(Data entries)
----

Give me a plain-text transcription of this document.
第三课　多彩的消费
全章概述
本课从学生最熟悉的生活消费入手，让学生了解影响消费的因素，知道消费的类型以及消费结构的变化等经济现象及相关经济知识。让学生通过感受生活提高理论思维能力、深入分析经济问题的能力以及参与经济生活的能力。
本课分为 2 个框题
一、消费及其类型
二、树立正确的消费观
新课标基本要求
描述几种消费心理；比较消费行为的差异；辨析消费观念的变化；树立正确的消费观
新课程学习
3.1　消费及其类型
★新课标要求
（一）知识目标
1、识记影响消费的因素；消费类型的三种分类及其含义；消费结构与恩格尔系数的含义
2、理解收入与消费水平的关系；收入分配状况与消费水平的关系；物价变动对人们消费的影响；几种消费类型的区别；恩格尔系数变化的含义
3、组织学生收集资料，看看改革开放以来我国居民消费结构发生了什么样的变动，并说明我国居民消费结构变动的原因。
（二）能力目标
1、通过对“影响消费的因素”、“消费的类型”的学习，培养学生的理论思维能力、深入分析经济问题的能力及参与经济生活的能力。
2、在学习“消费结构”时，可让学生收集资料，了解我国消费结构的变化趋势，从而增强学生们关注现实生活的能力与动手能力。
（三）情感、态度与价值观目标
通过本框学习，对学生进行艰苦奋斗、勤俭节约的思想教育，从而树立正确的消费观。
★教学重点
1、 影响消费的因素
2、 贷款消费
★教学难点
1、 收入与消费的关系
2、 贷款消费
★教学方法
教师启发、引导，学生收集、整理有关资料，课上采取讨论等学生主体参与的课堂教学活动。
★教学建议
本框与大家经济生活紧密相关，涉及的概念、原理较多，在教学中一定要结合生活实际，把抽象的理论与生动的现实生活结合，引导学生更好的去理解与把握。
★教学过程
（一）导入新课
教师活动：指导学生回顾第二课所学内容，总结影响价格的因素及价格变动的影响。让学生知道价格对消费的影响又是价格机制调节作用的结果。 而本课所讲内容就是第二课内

----

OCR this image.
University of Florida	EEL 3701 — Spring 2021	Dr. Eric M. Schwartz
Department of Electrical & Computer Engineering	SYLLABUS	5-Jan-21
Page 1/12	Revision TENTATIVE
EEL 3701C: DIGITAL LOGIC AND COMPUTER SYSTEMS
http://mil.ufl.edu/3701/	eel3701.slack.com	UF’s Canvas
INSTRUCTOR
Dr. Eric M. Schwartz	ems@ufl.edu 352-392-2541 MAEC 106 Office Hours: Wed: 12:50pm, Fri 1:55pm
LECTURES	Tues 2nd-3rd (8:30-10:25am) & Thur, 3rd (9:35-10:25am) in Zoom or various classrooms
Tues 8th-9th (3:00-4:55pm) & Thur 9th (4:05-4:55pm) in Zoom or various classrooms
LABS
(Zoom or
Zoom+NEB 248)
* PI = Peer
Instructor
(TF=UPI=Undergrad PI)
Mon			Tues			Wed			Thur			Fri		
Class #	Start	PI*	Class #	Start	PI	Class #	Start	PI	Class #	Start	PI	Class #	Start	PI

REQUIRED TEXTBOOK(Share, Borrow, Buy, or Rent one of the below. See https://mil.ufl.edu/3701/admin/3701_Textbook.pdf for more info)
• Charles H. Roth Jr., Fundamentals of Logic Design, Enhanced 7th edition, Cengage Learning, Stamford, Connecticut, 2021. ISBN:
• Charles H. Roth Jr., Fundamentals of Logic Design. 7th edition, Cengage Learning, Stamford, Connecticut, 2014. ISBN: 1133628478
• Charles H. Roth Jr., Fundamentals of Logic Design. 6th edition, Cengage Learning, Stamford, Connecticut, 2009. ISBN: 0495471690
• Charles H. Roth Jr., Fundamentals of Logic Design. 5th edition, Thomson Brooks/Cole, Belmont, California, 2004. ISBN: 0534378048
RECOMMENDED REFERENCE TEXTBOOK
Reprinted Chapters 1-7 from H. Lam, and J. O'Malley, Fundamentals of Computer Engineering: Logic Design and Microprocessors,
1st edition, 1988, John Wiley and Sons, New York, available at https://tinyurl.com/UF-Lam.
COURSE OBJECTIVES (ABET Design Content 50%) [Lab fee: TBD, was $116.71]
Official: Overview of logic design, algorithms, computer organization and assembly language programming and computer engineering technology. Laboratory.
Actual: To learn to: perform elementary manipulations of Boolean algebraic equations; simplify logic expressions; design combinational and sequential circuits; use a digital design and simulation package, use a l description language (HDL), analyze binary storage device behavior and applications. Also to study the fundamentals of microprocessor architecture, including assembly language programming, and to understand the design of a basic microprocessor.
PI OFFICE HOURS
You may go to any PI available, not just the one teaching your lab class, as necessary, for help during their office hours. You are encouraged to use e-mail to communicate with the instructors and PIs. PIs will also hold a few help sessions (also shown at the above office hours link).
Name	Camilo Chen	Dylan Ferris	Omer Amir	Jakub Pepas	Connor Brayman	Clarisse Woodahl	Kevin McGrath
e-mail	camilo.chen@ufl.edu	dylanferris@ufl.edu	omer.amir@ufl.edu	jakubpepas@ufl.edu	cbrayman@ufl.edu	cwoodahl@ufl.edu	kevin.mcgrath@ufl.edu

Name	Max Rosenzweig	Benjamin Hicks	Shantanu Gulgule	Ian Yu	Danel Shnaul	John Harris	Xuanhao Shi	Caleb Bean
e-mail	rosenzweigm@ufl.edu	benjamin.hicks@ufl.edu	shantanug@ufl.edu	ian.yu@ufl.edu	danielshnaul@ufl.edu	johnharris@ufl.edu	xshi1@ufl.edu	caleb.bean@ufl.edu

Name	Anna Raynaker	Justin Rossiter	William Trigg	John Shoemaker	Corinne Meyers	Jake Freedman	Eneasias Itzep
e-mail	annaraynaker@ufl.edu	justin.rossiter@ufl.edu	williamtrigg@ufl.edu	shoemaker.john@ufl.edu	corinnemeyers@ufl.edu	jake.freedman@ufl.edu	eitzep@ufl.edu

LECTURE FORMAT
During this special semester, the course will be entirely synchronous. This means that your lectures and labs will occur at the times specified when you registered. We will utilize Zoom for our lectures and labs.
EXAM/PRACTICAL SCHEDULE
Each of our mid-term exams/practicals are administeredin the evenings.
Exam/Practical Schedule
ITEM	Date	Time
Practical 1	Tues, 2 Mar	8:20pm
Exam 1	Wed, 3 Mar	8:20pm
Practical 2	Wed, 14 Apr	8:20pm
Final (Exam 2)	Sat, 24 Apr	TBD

----

- Task objective: Gather all lines where the word "ISBN" appears.

- Task answer:
• Charles H. Roth Jr., Fundamentals of Logic Design, Enhanced 7th edition, Cengage Learning, Stamford, Connecticut, 2021. ISBN:
• Charles H. Roth Jr., Fundamentals of Logic Design. 7th edition, Cengage Learning, Stamford, Connecticut, 2014. ISBN: 1133628478
• Charles H. Roth Jr., Fundamentals of Logic Design. 6th edition, Cengage Learning, Stamford, Connecticut, 2009. ISBN: 0495471690
• Charles H. Roth Jr., Fundamentals of Logic Design. 5th edition, Thomson Brooks/Cole, Belmont, California, 2004. ISBN: 0534378048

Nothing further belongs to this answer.